start
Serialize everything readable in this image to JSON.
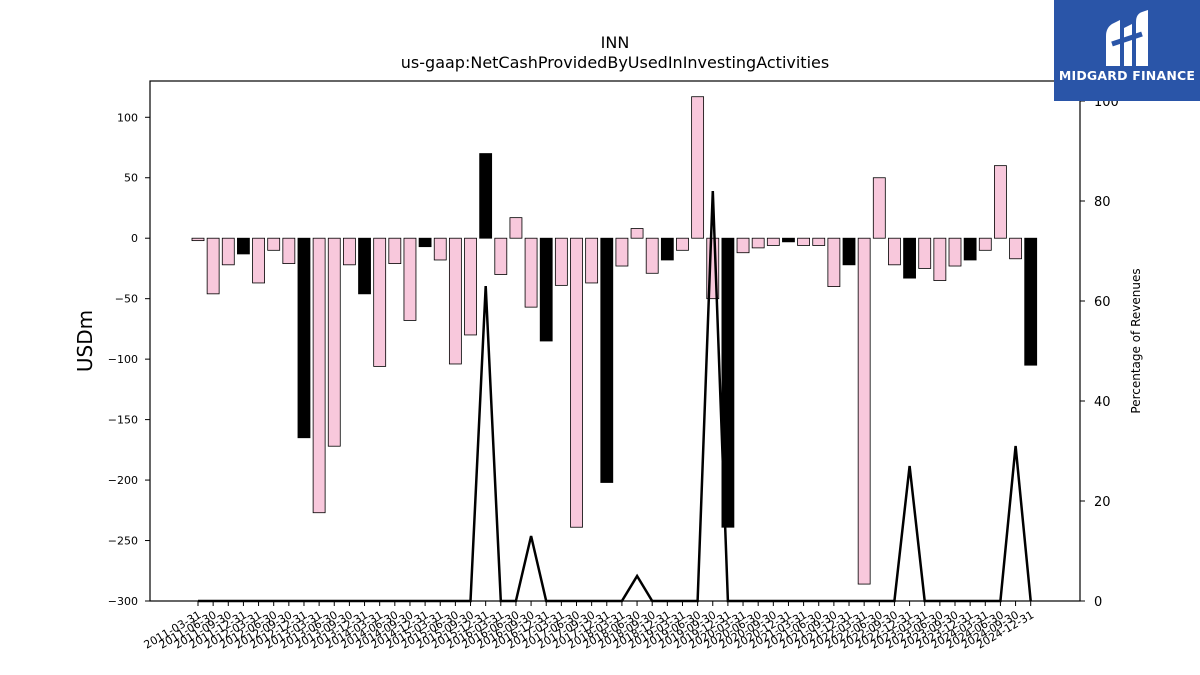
{
  "chart_data": {
    "type": "bar",
    "title": "INN",
    "subtitle": "us-gaap:NetCashProvidedByUsedInInvestingActivities",
    "ylabel": "USDm",
    "y2label": "Percentage of Revenues",
    "ylim": [
      -300,
      130
    ],
    "y2lim": [
      0,
      100
    ],
    "yticks": [
      100,
      50,
      0,
      -50,
      -100,
      -150,
      -200,
      -250,
      -300
    ],
    "y2ticks": [
      100,
      80,
      60,
      40,
      20,
      0
    ],
    "grid": false,
    "categories": [
      "2011-03-31",
      "2011-06-30",
      "2011-09-30",
      "2011-12-31",
      "2012-03-31",
      "2012-06-30",
      "2012-09-30",
      "2012-12-31",
      "2013-03-31",
      "2013-06-30",
      "2013-09-30",
      "2013-12-31",
      "2014-03-31",
      "2014-06-30",
      "2014-09-30",
      "2014-12-31",
      "2015-03-31",
      "2015-06-30",
      "2015-09-30",
      "2015-12-31",
      "2016-03-31",
      "2016-06-30",
      "2016-09-30",
      "2016-12-31",
      "2017-03-31",
      "2017-06-30",
      "2017-09-30",
      "2017-12-31",
      "2018-03-31",
      "2018-06-30",
      "2018-09-30",
      "2018-12-31",
      "2019-03-31",
      "2019-06-30",
      "2019-09-30",
      "2019-12-31",
      "2020-03-31",
      "2020-06-30",
      "2020-09-30",
      "2020-12-31",
      "2021-03-31",
      "2021-06-30",
      "2021-09-30",
      "2021-12-31",
      "2022-03-31",
      "2022-06-30",
      "2022-09-30",
      "2022-12-31",
      "2023-03-31",
      "2023-06-30",
      "2023-09-30",
      "2023-12-31",
      "2024-03-31",
      "2024-06-30",
      "2024-09-30",
      "2024-12-31"
    ],
    "series": [
      {
        "values": [
          -2,
          -46,
          -22,
          -13,
          -37,
          -10,
          -21,
          -165,
          -227,
          -172,
          -22,
          -46,
          -106,
          -21,
          -68,
          -7,
          -18,
          -104,
          -80,
          70,
          -30,
          17,
          -57,
          -85,
          -39,
          -239,
          -37,
          -202,
          -23,
          8,
          -29,
          -18,
          -10,
          117,
          -50,
          -239,
          -12,
          -8,
          -6,
          -3,
          -6,
          -6,
          -40,
          -22,
          -286,
          50,
          -22,
          -33,
          -25,
          -35,
          -23,
          -18,
          -10,
          60,
          -17,
          -105
        ],
        "colors": [
          "#f8c8dc",
          "#f8c8dc",
          "#f8c8dc",
          "#000000",
          "#f8c8dc",
          "#f8c8dc",
          "#f8c8dc",
          "#000000",
          "#f8c8dc",
          "#f8c8dc",
          "#f8c8dc",
          "#000000",
          "#f8c8dc",
          "#f8c8dc",
          "#f8c8dc",
          "#000000",
          "#f8c8dc",
          "#f8c8dc",
          "#f8c8dc",
          "#000000",
          "#f8c8dc",
          "#f8c8dc",
          "#f8c8dc",
          "#000000",
          "#f8c8dc",
          "#f8c8dc",
          "#f8c8dc",
          "#000000",
          "#f8c8dc",
          "#f8c8dc",
          "#f8c8dc",
          "#000000",
          "#f8c8dc",
          "#f8c8dc",
          "#f8c8dc",
          "#000000",
          "#f8c8dc",
          "#f8c8dc",
          "#f8c8dc",
          "#000000",
          "#f8c8dc",
          "#f8c8dc",
          "#f8c8dc",
          "#000000",
          "#f8c8dc",
          "#f8c8dc",
          "#f8c8dc",
          "#000000",
          "#f8c8dc",
          "#f8c8dc",
          "#f8c8dc",
          "#000000",
          "#f8c8dc",
          "#f8c8dc",
          "#f8c8dc",
          "#000000"
        ]
      },
      {
        "type": "line",
        "axis": "right",
        "color": "#000000",
        "values": [
          0,
          0,
          0,
          0,
          0,
          0,
          0,
          0,
          0,
          0,
          0,
          0,
          0,
          0,
          0,
          0,
          0,
          0,
          0,
          63,
          0,
          0,
          13,
          0,
          0,
          0,
          0,
          0,
          0,
          5,
          0,
          0,
          0,
          0,
          82,
          0,
          0,
          0,
          0,
          0,
          0,
          0,
          0,
          0,
          0,
          0,
          0,
          27,
          0,
          0,
          0,
          0,
          0,
          0,
          31,
          0
        ]
      }
    ]
  },
  "branding": {
    "logo_text": "MIDGARD FINANCE",
    "logo_color": "#2a55a8"
  }
}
end
WHAT THIS TASK INVOLVES: All preceding records should be duplicated verbatim, images excepted.

RESULT:
Serialize everything readable in this image to JSON.
{
  "chart_data": {
    "type": "bar",
    "title": "INN",
    "subtitle": "us-gaap:NetCashProvidedByUsedInInvestingActivities",
    "ylabel": "USDm",
    "y2label": "Percentage of Revenues",
    "ylim": [
      -300,
      130
    ],
    "y2lim": [
      0,
      100
    ],
    "yticks": [
      100,
      50,
      0,
      -50,
      -100,
      -150,
      -200,
      -250,
      -300
    ],
    "y2ticks": [
      100,
      80,
      60,
      40,
      20,
      0
    ],
    "grid": false,
    "categories": [
      "2011-03-31",
      "2011-06-30",
      "2011-09-30",
      "2011-12-31",
      "2012-03-31",
      "2012-06-30",
      "2012-09-30",
      "2012-12-31",
      "2013-03-31",
      "2013-06-30",
      "2013-09-30",
      "2013-12-31",
      "2014-03-31",
      "2014-06-30",
      "2014-09-30",
      "2014-12-31",
      "2015-03-31",
      "2015-06-30",
      "2015-09-30",
      "2015-12-31",
      "2016-03-31",
      "2016-06-30",
      "2016-09-30",
      "2016-12-31",
      "2017-03-31",
      "2017-06-30",
      "2017-09-30",
      "2017-12-31",
      "2018-03-31",
      "2018-06-30",
      "2018-09-30",
      "2018-12-31",
      "2019-03-31",
      "2019-06-30",
      "2019-09-30",
      "2019-12-31",
      "2020-03-31",
      "2020-06-30",
      "2020-09-30",
      "2020-12-31",
      "2021-03-31",
      "2021-06-30",
      "2021-09-30",
      "2021-12-31",
      "2022-03-31",
      "2022-06-30",
      "2022-09-30",
      "2022-12-31",
      "2023-03-31",
      "2023-06-30",
      "2023-09-30",
      "2023-12-31",
      "2024-03-31",
      "2024-06-30",
      "2024-09-30",
      "2024-12-31"
    ],
    "series": [
      {
        "values": [
          -2,
          -46,
          -22,
          -13,
          -37,
          -10,
          -21,
          -165,
          -227,
          -172,
          -22,
          -46,
          -106,
          -21,
          -68,
          -7,
          -18,
          -104,
          -80,
          70,
          -30,
          17,
          -57,
          -85,
          -39,
          -239,
          -37,
          -202,
          -23,
          8,
          -29,
          -18,
          -10,
          117,
          -50,
          -239,
          -12,
          -8,
          -6,
          -3,
          -6,
          -6,
          -40,
          -22,
          -286,
          50,
          -22,
          -33,
          -25,
          -35,
          -23,
          -18,
          -10,
          60,
          -17,
          -105
        ],
        "colors": [
          "#f8c8dc",
          "#f8c8dc",
          "#f8c8dc",
          "#000000",
          "#f8c8dc",
          "#f8c8dc",
          "#f8c8dc",
          "#000000",
          "#f8c8dc",
          "#f8c8dc",
          "#f8c8dc",
          "#000000",
          "#f8c8dc",
          "#f8c8dc",
          "#f8c8dc",
          "#000000",
          "#f8c8dc",
          "#f8c8dc",
          "#f8c8dc",
          "#000000",
          "#f8c8dc",
          "#f8c8dc",
          "#f8c8dc",
          "#000000",
          "#f8c8dc",
          "#f8c8dc",
          "#f8c8dc",
          "#000000",
          "#f8c8dc",
          "#f8c8dc",
          "#f8c8dc",
          "#000000",
          "#f8c8dc",
          "#f8c8dc",
          "#f8c8dc",
          "#000000",
          "#f8c8dc",
          "#f8c8dc",
          "#f8c8dc",
          "#000000",
          "#f8c8dc",
          "#f8c8dc",
          "#f8c8dc",
          "#000000",
          "#f8c8dc",
          "#f8c8dc",
          "#f8c8dc",
          "#000000",
          "#f8c8dc",
          "#f8c8dc",
          "#f8c8dc",
          "#000000",
          "#f8c8dc",
          "#f8c8dc",
          "#f8c8dc",
          "#000000"
        ]
      },
      {
        "type": "line",
        "axis": "right",
        "color": "#000000",
        "values": [
          0,
          0,
          0,
          0,
          0,
          0,
          0,
          0,
          0,
          0,
          0,
          0,
          0,
          0,
          0,
          0,
          0,
          0,
          0,
          63,
          0,
          0,
          13,
          0,
          0,
          0,
          0,
          0,
          0,
          5,
          0,
          0,
          0,
          0,
          82,
          0,
          0,
          0,
          0,
          0,
          0,
          0,
          0,
          0,
          0,
          0,
          0,
          27,
          0,
          0,
          0,
          0,
          0,
          0,
          31,
          0
        ]
      }
    ]
  },
  "branding": {
    "logo_text": "MIDGARD FINANCE",
    "logo_color": "#2a55a8"
  }
}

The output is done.